What you have to do:
Each line containing the word "Family" should be found and copied.
● ● ● ● ●
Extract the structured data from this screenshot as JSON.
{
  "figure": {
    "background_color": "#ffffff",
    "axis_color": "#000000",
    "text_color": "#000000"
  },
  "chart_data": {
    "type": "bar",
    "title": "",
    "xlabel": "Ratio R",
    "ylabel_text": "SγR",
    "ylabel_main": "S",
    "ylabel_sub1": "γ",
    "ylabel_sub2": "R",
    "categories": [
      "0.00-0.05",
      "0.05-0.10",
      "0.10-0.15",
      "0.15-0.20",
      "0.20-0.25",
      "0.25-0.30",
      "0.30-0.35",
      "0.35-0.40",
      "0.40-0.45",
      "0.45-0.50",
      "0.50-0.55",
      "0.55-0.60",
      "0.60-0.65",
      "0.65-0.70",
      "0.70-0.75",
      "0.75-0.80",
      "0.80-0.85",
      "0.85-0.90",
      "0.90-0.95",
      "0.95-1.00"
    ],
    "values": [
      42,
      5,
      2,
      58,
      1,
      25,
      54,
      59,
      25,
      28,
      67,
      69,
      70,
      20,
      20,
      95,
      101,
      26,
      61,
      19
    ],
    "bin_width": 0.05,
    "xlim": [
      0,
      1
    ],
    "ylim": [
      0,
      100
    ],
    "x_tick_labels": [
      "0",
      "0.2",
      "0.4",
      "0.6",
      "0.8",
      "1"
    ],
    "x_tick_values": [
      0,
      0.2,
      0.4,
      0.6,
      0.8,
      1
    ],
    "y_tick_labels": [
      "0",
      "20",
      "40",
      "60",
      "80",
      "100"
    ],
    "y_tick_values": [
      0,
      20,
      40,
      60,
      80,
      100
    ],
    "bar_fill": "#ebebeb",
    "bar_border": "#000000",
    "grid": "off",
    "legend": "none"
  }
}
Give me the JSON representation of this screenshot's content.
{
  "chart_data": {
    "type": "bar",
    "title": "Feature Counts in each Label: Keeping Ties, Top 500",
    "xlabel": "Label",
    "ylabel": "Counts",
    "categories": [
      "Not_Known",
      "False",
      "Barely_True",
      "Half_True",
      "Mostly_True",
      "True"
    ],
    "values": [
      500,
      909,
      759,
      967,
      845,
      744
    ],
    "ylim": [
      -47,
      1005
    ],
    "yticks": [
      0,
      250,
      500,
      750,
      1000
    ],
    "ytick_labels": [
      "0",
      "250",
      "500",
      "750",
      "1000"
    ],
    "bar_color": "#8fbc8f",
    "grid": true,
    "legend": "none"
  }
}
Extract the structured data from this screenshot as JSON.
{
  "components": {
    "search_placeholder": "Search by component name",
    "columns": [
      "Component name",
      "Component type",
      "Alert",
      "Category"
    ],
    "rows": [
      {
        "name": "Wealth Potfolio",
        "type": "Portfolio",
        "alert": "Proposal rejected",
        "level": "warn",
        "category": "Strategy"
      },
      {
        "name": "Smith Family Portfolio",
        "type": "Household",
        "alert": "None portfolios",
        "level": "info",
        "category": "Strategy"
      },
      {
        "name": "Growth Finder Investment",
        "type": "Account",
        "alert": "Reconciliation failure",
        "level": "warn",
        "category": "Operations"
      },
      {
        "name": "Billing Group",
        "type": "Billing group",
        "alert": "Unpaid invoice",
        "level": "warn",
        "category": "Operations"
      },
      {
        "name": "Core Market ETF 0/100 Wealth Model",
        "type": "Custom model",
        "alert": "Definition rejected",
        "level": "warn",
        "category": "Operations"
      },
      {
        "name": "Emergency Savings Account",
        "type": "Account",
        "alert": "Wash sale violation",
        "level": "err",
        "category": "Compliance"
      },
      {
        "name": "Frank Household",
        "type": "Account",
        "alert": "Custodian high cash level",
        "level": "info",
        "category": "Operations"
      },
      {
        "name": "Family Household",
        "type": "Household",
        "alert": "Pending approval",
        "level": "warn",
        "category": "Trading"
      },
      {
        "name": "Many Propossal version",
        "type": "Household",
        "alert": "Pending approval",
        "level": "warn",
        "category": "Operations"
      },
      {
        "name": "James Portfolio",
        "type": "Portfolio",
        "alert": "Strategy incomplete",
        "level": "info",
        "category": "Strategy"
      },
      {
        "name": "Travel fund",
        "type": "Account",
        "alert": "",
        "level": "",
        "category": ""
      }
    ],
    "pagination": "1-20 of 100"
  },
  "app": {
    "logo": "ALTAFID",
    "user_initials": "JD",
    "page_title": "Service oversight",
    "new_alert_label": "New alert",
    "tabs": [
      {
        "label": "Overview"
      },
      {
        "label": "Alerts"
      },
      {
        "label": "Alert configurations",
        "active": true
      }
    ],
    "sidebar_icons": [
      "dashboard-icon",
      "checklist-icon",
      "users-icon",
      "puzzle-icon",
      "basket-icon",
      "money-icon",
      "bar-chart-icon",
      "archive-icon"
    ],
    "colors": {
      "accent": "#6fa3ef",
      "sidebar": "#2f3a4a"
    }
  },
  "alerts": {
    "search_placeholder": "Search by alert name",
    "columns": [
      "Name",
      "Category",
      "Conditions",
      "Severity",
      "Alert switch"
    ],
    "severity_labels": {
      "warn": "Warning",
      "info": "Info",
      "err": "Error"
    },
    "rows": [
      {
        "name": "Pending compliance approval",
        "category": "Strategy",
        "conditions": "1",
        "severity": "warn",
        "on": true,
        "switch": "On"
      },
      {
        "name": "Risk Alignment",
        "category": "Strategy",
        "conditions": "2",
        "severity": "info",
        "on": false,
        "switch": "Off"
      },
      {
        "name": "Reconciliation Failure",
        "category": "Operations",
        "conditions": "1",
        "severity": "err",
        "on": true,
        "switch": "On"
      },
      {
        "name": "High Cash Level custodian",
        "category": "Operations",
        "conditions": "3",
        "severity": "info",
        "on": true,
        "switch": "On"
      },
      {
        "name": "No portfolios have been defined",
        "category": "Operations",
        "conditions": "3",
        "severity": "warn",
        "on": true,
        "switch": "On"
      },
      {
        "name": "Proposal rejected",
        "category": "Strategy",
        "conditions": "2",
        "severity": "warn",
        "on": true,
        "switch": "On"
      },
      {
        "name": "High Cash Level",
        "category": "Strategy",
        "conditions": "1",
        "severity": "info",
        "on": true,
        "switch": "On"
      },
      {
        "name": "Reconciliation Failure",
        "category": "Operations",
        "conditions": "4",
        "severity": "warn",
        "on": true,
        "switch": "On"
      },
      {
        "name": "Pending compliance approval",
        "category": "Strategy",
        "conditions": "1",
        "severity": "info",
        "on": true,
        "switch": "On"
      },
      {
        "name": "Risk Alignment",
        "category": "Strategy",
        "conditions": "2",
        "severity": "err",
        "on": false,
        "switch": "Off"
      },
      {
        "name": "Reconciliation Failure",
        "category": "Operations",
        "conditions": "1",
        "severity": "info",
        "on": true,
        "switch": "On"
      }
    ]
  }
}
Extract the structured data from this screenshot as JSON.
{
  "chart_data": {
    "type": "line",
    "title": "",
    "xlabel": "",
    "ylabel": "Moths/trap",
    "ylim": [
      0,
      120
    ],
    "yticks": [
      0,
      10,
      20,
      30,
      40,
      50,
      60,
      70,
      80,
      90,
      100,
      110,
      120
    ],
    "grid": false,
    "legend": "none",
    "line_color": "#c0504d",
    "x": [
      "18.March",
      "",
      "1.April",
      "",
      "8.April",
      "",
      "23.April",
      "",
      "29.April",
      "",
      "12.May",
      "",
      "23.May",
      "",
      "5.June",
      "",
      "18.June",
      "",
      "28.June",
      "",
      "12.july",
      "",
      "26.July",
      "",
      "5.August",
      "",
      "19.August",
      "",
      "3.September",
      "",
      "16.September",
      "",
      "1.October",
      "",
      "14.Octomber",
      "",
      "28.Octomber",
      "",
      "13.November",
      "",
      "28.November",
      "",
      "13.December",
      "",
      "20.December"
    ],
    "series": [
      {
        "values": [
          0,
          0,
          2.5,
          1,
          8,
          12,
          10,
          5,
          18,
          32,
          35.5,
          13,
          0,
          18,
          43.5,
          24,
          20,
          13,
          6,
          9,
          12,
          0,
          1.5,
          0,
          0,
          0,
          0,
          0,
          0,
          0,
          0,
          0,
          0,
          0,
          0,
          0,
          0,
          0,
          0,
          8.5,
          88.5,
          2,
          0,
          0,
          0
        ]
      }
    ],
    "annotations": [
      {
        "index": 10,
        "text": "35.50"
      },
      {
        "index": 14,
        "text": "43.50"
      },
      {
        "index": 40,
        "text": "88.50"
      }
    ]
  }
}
● ● ● ● ●
Response to this task:
        "name": "Smith Family Portfolio",
        "name": "Family Household",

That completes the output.